> _Work required_: A faithful transcription of all the data is required.

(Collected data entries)
********************
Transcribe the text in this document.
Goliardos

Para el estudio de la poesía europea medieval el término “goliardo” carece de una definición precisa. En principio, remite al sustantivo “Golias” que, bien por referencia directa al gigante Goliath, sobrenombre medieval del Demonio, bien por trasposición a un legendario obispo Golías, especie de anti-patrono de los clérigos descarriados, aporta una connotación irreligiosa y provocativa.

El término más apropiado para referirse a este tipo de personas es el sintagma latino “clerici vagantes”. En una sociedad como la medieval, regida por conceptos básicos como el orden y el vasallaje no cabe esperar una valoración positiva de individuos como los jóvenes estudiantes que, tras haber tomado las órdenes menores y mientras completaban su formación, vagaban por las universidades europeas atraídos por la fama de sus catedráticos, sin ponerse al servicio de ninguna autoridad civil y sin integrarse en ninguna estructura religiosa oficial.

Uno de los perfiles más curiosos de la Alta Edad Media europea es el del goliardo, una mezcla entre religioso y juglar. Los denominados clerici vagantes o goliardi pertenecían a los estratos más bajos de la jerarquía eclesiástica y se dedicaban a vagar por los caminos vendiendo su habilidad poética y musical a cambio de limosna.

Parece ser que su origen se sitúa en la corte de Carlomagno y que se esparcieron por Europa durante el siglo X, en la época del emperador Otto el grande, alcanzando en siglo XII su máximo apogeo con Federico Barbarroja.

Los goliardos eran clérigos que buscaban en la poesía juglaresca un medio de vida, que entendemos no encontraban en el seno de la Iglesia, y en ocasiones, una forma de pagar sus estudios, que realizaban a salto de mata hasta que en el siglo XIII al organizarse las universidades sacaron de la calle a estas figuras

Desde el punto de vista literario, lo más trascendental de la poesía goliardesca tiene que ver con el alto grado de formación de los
********************
> _Completed task_:
Transcribe the text in this document.
Goliardos

Para el estudio de la poesía europea medieval el término “goliardo” carece de una definición precisa. En principio, remite al sustantivo “Golias” que, bien por referencia directa al gigante Goliath, sobrenombre medieval del Demonio, bien por trasposición a un legendario obispo Golías, especie de anti-patrono de los clérigos descarriados, aporta una connotación irreligiosa y provocativa.

El término más apropiado para referirse a este tipo de personas es el sintagma latino “clerici vagantes”. En una sociedad como la medieval, regida por conceptos básicos como el orden y el vasallaje no cabe esperar una valoración positiva de individuos como los jóvenes estudiantes que, tras haber tomado las órdenes menores y mientras completaban su formación, vagaban por las universidades europeas atraídos por la fama de sus catedráticos, sin ponerse al servicio de ninguna autoridad civil y sin integrarse en ninguna estructura religiosa oficial.

Uno de los perfiles más curiosos de la Alta Edad Media europea es el del goliardo, una mezcla entre religioso y juglar. Los denominados clerici vagantes o goliardi pertenecían a los estratos más bajos de la jerarquía eclesiástica y se dedicaban a vagar por los caminos vendiendo su habilidad poética y musical a cambio de limosna.

Parece ser que su origen se sitúa en la corte de Carlomagno y que se esparcieron por Europa durante el siglo X, en la época del emperador Otto el grande, alcanzando en siglo XII su máximo apogeo con Federico Barbarroja.

Los goliardos eran clérigos que buscaban en la poesía juglaresca un medio de vida, que entendemos no encontraban en el seno de la Iglesia, y en ocasiones, una forma de pagar sus estudios, que realizaban a salto de mata hasta que en el siglo XIII al organizarse las universidades sacaron de la calle a estas figuras

Desde el punto de vista literario, lo más trascendental de la poesía goliardesca tiene que ver con el alto grado de formación de los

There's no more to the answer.